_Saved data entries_
_ _ _ _ _ _ _
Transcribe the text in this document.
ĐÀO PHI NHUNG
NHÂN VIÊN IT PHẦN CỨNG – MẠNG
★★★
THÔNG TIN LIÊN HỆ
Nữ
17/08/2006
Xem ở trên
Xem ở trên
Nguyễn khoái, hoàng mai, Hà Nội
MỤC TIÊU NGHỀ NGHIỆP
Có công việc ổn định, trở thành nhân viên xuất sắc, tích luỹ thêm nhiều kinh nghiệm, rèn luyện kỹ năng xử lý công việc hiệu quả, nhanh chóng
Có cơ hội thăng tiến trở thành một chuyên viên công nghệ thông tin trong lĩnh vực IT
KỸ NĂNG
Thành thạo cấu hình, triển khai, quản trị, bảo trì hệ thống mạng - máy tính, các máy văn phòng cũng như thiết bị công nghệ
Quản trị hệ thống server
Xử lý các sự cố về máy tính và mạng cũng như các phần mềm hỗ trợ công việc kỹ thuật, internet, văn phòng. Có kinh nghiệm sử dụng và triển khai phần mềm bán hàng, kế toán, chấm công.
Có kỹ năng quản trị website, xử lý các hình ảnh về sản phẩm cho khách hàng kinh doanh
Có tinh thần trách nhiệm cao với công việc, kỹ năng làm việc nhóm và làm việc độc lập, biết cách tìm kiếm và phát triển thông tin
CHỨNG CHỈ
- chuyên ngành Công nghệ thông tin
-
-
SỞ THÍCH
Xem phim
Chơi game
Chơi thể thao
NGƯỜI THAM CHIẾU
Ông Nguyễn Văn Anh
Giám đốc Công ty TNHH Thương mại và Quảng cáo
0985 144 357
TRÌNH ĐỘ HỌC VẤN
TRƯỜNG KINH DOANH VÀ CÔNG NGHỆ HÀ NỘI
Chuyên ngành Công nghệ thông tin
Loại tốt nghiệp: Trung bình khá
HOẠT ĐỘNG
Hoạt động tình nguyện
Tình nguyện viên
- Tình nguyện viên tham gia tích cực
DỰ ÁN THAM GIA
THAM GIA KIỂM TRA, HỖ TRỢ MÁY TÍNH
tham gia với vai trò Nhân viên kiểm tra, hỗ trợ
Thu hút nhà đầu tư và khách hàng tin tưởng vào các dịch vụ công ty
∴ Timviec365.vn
_ _ _ _ _ _ _
_Challenge_
Report how many lines above hold the string "triển", giving nothing but the number.

_Task result_
3